Scan the listing below. Report each line that includes "рекомендации".

Input data>
---------------
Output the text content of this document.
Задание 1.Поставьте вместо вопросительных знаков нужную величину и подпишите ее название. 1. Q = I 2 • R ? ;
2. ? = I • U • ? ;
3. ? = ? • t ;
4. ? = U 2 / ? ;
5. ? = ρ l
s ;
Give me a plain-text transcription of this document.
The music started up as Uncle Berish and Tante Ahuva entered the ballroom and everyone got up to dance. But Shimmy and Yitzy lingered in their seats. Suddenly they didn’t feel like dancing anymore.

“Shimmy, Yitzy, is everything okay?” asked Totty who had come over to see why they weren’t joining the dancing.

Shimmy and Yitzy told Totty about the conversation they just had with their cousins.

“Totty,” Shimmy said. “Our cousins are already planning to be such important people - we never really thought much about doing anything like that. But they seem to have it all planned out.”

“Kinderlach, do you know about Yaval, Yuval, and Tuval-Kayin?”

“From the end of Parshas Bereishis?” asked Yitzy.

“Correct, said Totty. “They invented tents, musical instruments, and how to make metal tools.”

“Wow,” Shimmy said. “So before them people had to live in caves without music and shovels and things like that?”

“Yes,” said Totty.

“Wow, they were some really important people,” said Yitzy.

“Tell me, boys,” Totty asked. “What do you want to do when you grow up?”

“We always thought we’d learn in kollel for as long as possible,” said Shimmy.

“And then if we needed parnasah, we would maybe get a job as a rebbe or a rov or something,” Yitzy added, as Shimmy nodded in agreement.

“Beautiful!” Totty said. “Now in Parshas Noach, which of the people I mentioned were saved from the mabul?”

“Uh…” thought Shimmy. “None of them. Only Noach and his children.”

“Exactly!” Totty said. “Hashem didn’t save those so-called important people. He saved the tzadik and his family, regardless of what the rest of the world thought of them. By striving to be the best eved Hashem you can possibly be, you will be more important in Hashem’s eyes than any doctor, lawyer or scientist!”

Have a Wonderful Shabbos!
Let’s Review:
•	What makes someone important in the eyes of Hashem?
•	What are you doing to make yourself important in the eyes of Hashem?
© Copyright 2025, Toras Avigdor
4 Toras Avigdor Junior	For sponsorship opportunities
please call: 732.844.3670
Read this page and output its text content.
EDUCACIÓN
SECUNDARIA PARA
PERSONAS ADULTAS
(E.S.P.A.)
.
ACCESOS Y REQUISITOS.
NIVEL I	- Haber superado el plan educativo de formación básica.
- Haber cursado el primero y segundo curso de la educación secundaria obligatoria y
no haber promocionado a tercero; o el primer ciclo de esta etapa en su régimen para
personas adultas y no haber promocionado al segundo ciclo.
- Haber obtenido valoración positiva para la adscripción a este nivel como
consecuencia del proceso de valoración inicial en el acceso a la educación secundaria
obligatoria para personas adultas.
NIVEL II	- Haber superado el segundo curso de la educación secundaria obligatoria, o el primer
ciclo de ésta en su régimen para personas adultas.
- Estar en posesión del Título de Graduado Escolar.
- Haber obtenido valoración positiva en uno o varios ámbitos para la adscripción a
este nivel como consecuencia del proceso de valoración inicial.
---------------
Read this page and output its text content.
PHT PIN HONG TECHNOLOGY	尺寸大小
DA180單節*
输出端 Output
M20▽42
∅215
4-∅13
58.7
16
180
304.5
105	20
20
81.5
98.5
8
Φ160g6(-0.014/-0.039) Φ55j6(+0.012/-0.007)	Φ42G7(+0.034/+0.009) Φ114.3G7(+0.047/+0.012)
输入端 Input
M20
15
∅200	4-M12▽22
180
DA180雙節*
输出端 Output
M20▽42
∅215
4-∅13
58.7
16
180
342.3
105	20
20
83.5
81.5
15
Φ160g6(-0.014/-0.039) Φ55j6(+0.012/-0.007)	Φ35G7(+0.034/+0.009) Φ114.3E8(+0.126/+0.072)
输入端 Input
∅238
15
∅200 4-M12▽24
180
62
---------------
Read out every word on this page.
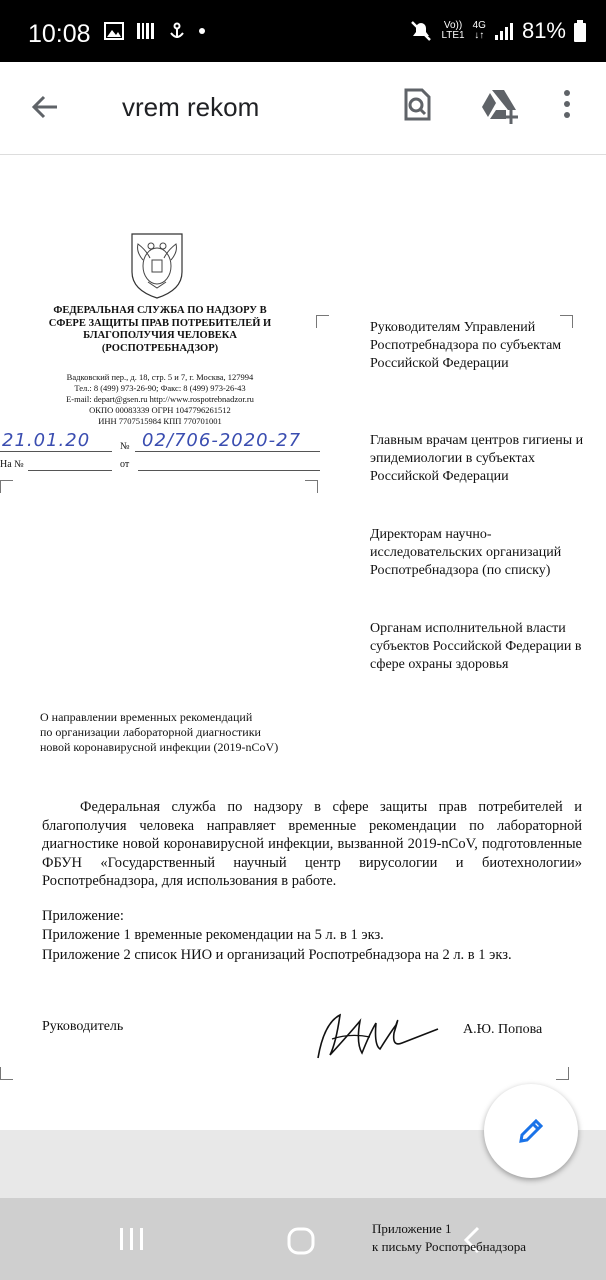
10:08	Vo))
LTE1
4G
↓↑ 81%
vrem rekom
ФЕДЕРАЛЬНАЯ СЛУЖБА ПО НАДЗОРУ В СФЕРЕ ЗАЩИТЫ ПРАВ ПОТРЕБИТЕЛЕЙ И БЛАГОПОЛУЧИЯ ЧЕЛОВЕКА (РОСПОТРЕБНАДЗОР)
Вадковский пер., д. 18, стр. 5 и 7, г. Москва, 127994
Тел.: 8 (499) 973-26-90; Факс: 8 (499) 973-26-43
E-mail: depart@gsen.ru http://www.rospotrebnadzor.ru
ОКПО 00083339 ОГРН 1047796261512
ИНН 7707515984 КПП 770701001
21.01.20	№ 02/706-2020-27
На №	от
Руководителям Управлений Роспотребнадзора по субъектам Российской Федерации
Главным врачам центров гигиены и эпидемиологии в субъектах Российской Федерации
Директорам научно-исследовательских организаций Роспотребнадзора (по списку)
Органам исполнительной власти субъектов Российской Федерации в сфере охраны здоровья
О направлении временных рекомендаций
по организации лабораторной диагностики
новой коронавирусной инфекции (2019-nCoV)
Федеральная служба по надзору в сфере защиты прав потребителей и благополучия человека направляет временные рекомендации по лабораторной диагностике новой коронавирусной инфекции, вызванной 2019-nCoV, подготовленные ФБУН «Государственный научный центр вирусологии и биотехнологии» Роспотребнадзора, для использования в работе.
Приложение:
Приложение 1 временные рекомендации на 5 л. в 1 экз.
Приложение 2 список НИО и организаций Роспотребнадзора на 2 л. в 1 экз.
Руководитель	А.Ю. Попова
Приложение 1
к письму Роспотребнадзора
---------------
Task result>
Федеральная служба по надзору в сфере защиты прав потребителей и благополучия человека направляет временные рекомендации по лабораторной диагностике новой коронавирусной инфекции, вызванной 2019-nCoV, подготовленные ФБУН «Государственный научный центр вирусологии и биотехнологии» Роспотребнадзора, для использования в работе.
Приложение 1 временные рекомендации на 5 л. в 1 экз.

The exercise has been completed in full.